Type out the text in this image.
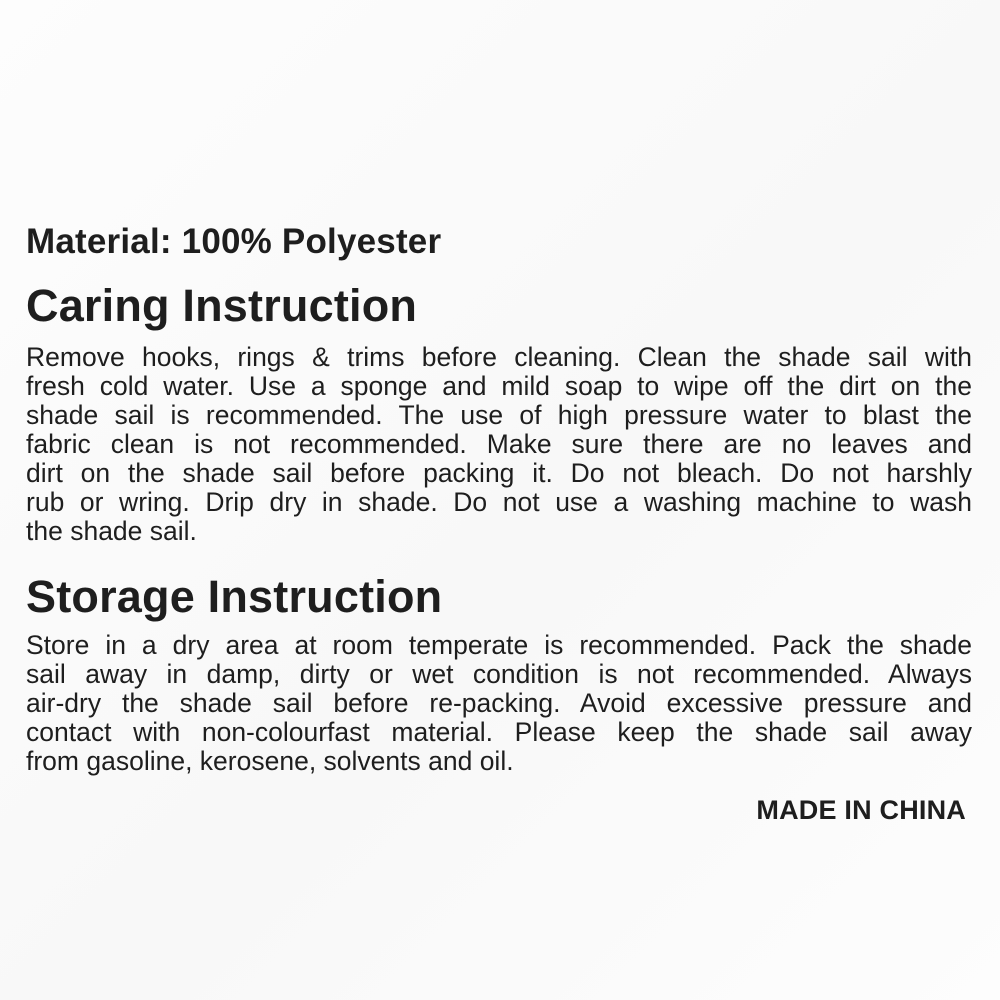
Material: 100% Polyester
Caring Instruction
Remove hooks, rings & trims before cleaning. Clean the shade sail with
fresh cold water. Use a sponge and mild soap to wipe off the dirt on the
shade sail is recommended. The use of high pressure water to blast the
fabric clean is not recommended. Make sure there are no leaves and
dirt on the shade sail before packing it. Do not bleach. Do not harshly
rub or wring. Drip dry in shade. Do not use a washing machine to wash
the shade sail.
Storage Instruction
Store in a dry area at room temperate is recommended. Pack the shade
sail away in damp, dirty or wet condition is not recommended. Always
air-dry the shade sail before re-packing. Avoid excessive pressure and
contact with non-colourfast material. Please keep the shade sail away
from gasoline, kerosene, solvents and oil.
MADE IN CHINA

★ ★ ★ ★ ★

**WHAT YOU WILL DO**
Copy out all the entries exactly. Images stay out of the copy.

**ANSWER IN FULL**
Type out the text in this image.
Material: 100% Polyester
Caring Instruction
Remove hooks, rings & trims before cleaning. Clean the shade sail with
fresh cold water. Use a sponge and mild soap to wipe off the dirt on the
shade sail is recommended. The use of high pressure water to blast the
fabric clean is not recommended. Make sure there are no leaves and
dirt on the shade sail before packing it. Do not bleach. Do not harshly
rub or wring. Drip dry in shade. Do not use a washing machine to wash
the shade sail.
Storage Instruction
Store in a dry area at room temperate is recommended. Pack the shade
sail away in damp, dirty or wet condition is not recommended. Always
air-dry the shade sail before re-packing. Avoid excessive pressure and
contact with non-colourfast material. Please keep the shade sail away
from gasoline, kerosene, solvents and oil.
MADE IN CHINA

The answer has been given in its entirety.